→ **TASK TO CARRY OUT**:
Report, word for word, every line of the material that contains "Welcome".
___ SUPPLIED RECORDS
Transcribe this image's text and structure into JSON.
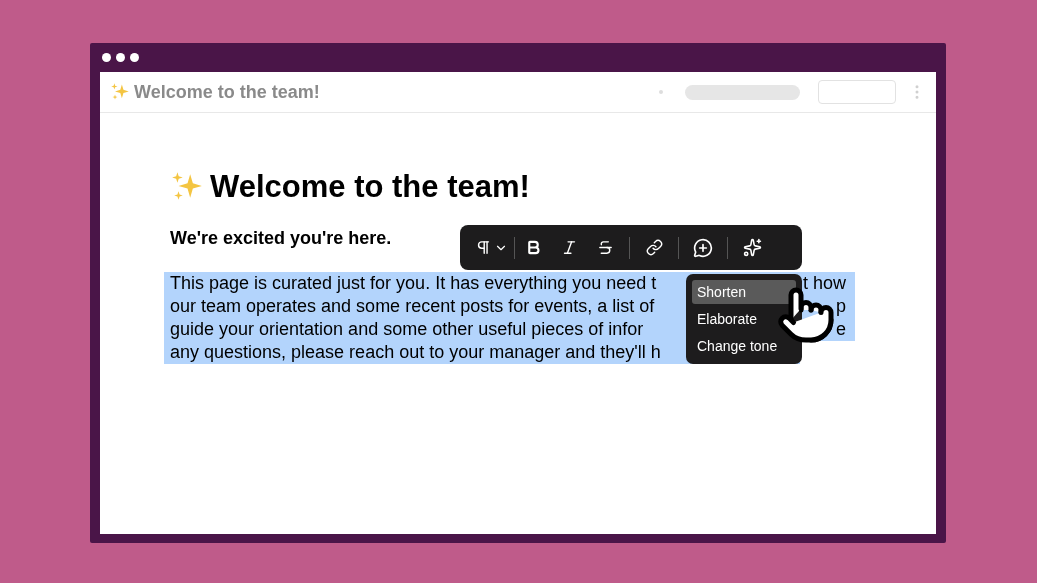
{
  "header": {
    "title": "Welcome to the team!"
  },
  "document": {
    "title": "Welcome to the team!",
    "subtitle": "We're excited you're here.",
    "paragraph_selected": true,
    "paragraph_lines": [
      {
        "text": "This page is curated just for you. It has everything you need t",
        "tail": "t how"
      },
      {
        "text": "our team operates and some recent posts for events, a list of",
        "tail": "p"
      },
      {
        "text": "guide your orientation and some other useful pieces of infor",
        "tail": "e"
      },
      {
        "text": "any questions, please reach out to your manager and they'll h"
      }
    ]
  },
  "ai_menu": {
    "items": [
      {
        "label": "Shorten",
        "selected": true
      },
      {
        "label": "Elaborate",
        "selected": false
      },
      {
        "label": "Change tone",
        "selected": false
      }
    ]
  }
}
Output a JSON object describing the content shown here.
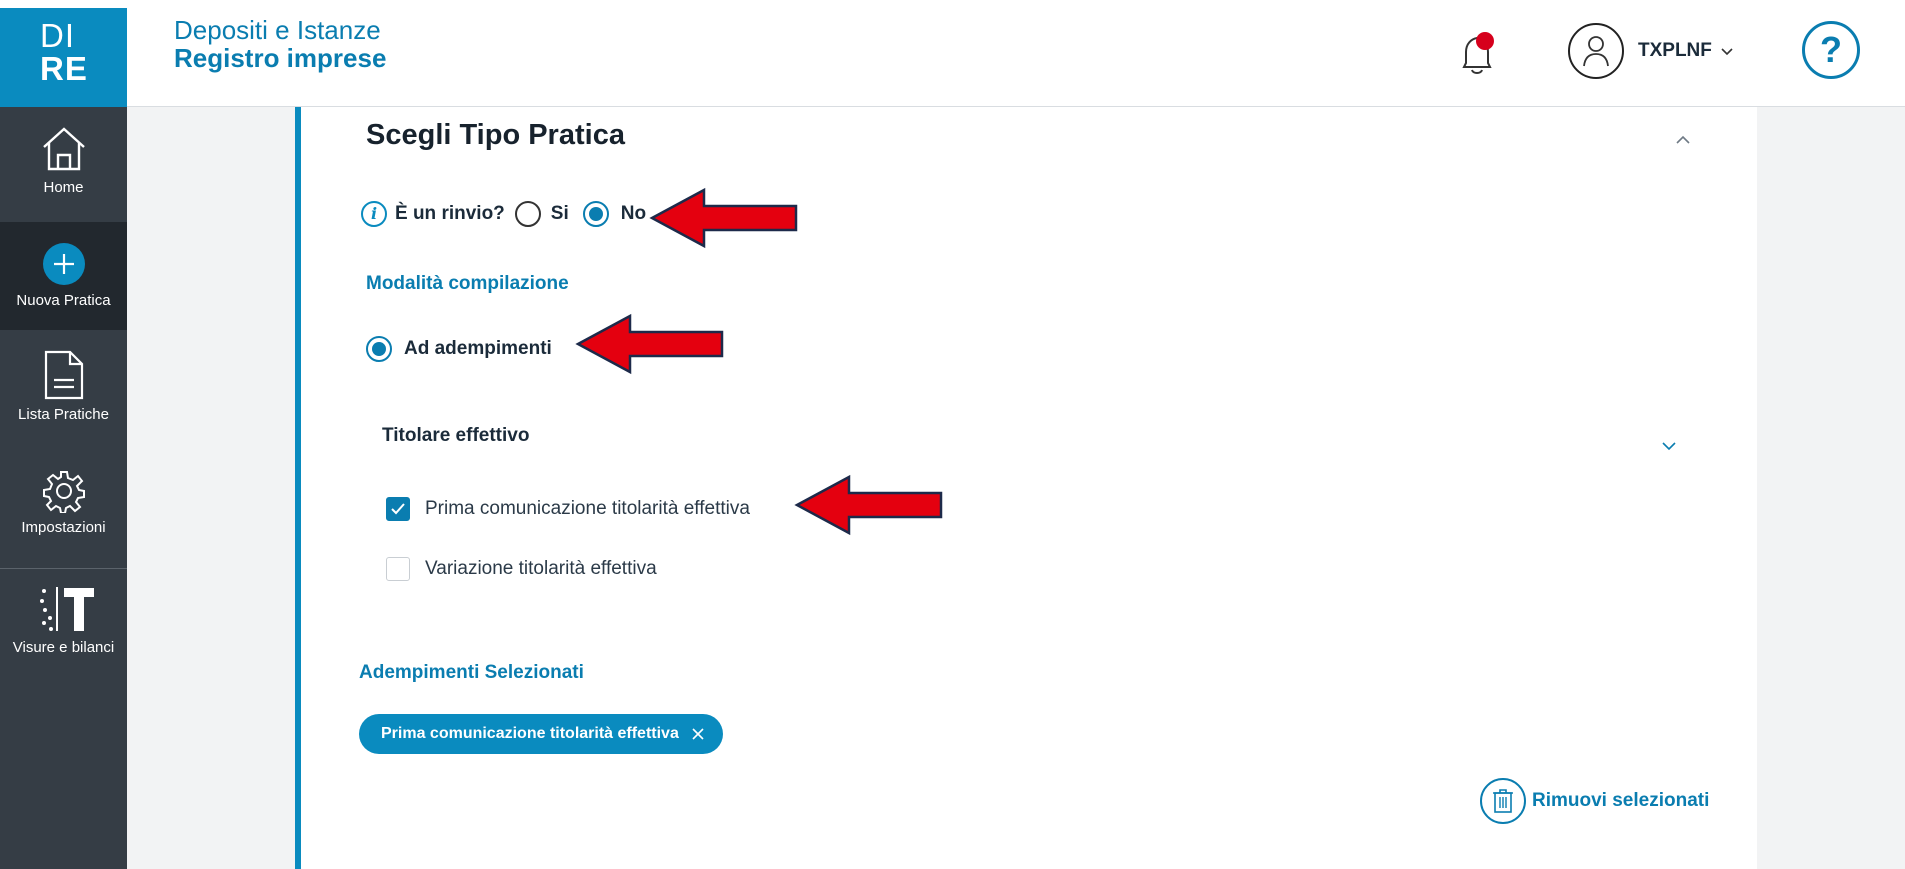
______
→ **REPLY**:
    "title": "Welcome to the team!"
    "title": "Welcome to the team!",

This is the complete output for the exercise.